Problem statement:
Take the data that follows and retype it word for word.
'''
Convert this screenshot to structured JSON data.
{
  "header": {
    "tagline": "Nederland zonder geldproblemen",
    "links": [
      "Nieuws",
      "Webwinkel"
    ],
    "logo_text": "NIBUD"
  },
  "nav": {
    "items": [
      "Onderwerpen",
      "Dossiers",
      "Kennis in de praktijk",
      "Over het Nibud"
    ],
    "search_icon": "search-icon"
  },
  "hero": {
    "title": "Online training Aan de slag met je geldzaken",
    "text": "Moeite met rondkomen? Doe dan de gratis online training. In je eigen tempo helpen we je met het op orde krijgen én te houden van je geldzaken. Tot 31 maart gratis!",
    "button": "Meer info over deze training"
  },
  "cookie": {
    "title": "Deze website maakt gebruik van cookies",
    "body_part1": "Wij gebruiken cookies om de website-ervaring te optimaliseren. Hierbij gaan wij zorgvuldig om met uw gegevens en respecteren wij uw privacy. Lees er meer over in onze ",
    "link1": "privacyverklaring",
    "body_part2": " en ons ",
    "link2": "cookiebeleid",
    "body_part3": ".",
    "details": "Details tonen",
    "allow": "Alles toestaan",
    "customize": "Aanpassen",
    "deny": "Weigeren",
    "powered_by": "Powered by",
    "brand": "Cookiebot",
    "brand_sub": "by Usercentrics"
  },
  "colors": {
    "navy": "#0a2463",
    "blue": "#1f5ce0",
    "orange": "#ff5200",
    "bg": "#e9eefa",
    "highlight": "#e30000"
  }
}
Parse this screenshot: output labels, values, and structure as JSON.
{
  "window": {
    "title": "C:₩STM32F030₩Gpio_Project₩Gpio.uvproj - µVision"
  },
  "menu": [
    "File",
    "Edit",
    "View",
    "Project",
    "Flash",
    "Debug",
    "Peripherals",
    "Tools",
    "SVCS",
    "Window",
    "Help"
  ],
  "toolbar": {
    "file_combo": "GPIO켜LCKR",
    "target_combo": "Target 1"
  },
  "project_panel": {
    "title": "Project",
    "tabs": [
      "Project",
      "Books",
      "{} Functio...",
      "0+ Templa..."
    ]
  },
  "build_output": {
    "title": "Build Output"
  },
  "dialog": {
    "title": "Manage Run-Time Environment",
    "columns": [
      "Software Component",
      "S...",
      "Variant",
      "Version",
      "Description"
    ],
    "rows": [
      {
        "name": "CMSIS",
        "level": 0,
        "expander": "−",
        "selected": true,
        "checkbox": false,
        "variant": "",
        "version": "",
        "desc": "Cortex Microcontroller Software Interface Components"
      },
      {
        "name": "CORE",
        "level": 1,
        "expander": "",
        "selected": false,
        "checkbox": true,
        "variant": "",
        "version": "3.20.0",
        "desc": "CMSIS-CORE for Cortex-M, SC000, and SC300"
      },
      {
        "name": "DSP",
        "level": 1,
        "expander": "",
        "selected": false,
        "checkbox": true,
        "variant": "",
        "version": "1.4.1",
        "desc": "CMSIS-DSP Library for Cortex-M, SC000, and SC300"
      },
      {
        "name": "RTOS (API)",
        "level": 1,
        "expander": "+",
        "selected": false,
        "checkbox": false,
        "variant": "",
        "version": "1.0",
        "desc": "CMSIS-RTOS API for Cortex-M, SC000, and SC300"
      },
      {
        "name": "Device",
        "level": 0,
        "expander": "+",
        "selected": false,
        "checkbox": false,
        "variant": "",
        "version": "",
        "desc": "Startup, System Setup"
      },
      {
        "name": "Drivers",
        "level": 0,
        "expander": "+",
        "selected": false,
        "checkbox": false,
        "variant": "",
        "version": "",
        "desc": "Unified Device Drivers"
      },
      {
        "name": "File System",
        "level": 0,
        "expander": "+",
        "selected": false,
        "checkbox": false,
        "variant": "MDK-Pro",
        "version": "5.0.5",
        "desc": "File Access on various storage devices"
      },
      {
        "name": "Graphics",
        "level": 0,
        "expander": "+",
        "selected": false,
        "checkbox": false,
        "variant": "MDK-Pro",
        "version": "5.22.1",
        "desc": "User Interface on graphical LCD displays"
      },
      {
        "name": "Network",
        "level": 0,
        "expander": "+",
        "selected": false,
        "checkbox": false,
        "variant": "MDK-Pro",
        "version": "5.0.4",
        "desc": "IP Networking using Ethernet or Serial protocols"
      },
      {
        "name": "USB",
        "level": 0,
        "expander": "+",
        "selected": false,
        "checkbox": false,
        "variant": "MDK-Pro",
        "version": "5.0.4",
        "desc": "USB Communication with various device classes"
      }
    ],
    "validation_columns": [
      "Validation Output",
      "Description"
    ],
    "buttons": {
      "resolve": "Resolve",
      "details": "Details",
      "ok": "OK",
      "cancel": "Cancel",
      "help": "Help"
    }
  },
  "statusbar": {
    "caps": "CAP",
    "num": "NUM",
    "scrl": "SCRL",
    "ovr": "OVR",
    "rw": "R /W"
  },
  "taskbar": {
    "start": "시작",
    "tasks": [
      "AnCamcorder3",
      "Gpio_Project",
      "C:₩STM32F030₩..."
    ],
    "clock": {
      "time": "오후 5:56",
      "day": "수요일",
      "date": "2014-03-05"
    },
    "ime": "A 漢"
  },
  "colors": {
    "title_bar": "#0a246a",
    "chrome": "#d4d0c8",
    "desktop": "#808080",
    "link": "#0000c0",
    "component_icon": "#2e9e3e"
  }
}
'''
Completed task:
Convert this screenshot to structured JSON data.
{
  "header": {
    "tagline": "Nederland zonder geldproblemen",
    "links": [
      "Nieuws",
      "Webwinkel"
    ],
    "logo_text": "NIBUD"
  },
  "nav": {
    "items": [
      "Onderwerpen",
      "Dossiers",
      "Kennis in de praktijk",
      "Over het Nibud"
    ],
    "search_icon": "search-icon"
  },
  "hero": {
    "title": "Online training Aan de slag met je geldzaken",
    "text": "Moeite met rondkomen? Doe dan de gratis online training. In je eigen tempo helpen we je met het op orde krijgen én te houden van je geldzaken. Tot 31 maart gratis!",
    "button": "Meer info over deze training"
  },
  "cookie": {
    "title": "Deze website maakt gebruik van cookies",
    "body_part1": "Wij gebruiken cookies om de website-ervaring te optimaliseren. Hierbij gaan wij zorgvuldig om met uw gegevens en respecteren wij uw privacy. Lees er meer over in onze ",
    "link1": "privacyverklaring",
    "body_part2": " en ons ",
    "link2": "cookiebeleid",
    "body_part3": ".",
    "details": "Details tonen",
    "allow": "Alles toestaan",
    "customize": "Aanpassen",
    "deny": "Weigeren",
    "powered_by": "Powered by",
    "brand": "Cookiebot",
    "brand_sub": "by Usercentrics"
  },
  "colors": {
    "navy": "#0a2463",
    "blue": "#1f5ce0",
    "orange": "#ff5200",
    "bg": "#e9eefa",
    "highlight": "#e30000"
  }
}
Parse this screenshot: output labels, values, and structure as JSON.
{
  "window": {
    "title": "C:₩STM32F030₩Gpio_Project₩Gpio.uvproj - µVision"
  },
  "menu": [
    "File",
    "Edit",
    "View",
    "Project",
    "Flash",
    "Debug",
    "Peripherals",
    "Tools",
    "SVCS",
    "Window",
    "Help"
  ],
  "toolbar": {
    "file_combo": "GPIO켜LCKR",
    "target_combo": "Target 1"
  },
  "project_panel": {
    "title": "Project",
    "tabs": [
      "Project",
      "Books",
      "{} Functio...",
      "0+ Templa..."
    ]
  },
  "build_output": {
    "title": "Build Output"
  },
  "dialog": {
    "title": "Manage Run-Time Environment",
    "columns": [
      "Software Component",
      "S...",
      "Variant",
      "Version",
      "Description"
    ],
    "rows": [
      {
        "name": "CMSIS",
        "level": 0,
        "expander": "−",
        "selected": true,
        "checkbox": false,
        "variant": "",
        "version": "",
        "desc": "Cortex Microcontroller Software Interface Components"
      },
      {
        "name": "CORE",
        "level": 1,
        "expander": "",
        "selected": false,
        "checkbox": true,
        "variant": "",
        "version": "3.20.0",
        "desc": "CMSIS-CORE for Cortex-M, SC000, and SC300"
      },
      {
        "name": "DSP",
        "level": 1,
        "expander": "",
        "selected": false,
        "checkbox": true,
        "variant": "",
        "version": "1.4.1",
        "desc": "CMSIS-DSP Library for Cortex-M, SC000, and SC300"
      },
      {
        "name": "RTOS (API)",
        "level": 1,
        "expander": "+",
        "selected": false,
        "checkbox": false,
        "variant": "",
        "version": "1.0",
        "desc": "CMSIS-RTOS API for Cortex-M, SC000, and SC300"
      },
      {
        "name": "Device",
        "level": 0,
        "expander": "+",
        "selected": false,
        "checkbox": false,
        "variant": "",
        "version": "",
        "desc": "Startup, System Setup"
      },
      {
        "name": "Drivers",
        "level": 0,
        "expander": "+",
        "selected": false,
        "checkbox": false,
        "variant": "",
        "version": "",
        "desc": "Unified Device Drivers"
      },
      {
        "name": "File System",
        "level": 0,
        "expander": "+",
        "selected": false,
        "checkbox": false,
        "variant": "MDK-Pro",
        "version": "5.0.5",
        "desc": "File Access on various storage devices"
      },
      {
        "name": "Graphics",
        "level": 0,
        "expander": "+",
        "selected": false,
        "checkbox": false,
        "variant": "MDK-Pro",
        "version": "5.22.1",
        "desc": "User Interface on graphical LCD displays"
      },
      {
        "name": "Network",
        "level": 0,
        "expander": "+",
        "selected": false,
        "checkbox": false,
        "variant": "MDK-Pro",
        "version": "5.0.4",
        "desc": "IP Networking using Ethernet or Serial protocols"
      },
      {
        "name": "USB",
        "level": 0,
        "expander": "+",
        "selected": false,
        "checkbox": false,
        "variant": "MDK-Pro",
        "version": "5.0.4",
        "desc": "USB Communication with various device classes"
      }
    ],
    "validation_columns": [
      "Validation Output",
      "Description"
    ],
    "buttons": {
      "resolve": "Resolve",
      "details": "Details",
      "ok": "OK",
      "cancel": "Cancel",
      "help": "Help"
    }
  },
  "statusbar": {
    "caps": "CAP",
    "num": "NUM",
    "scrl": "SCRL",
    "ovr": "OVR",
    "rw": "R /W"
  },
  "taskbar": {
    "start": "시작",
    "tasks": [
      "AnCamcorder3",
      "Gpio_Project",
      "C:₩STM32F030₩..."
    ],
    "clock": {
      "time": "오후 5:56",
      "day": "수요일",
      "date": "2014-03-05"
    },
    "ime": "A 漢"
  },
  "colors": {
    "title_bar": "#0a246a",
    "chrome": "#d4d0c8",
    "desktop": "#808080",
    "link": "#0000c0",
    "component_icon": "#2e9e3e"
  }
}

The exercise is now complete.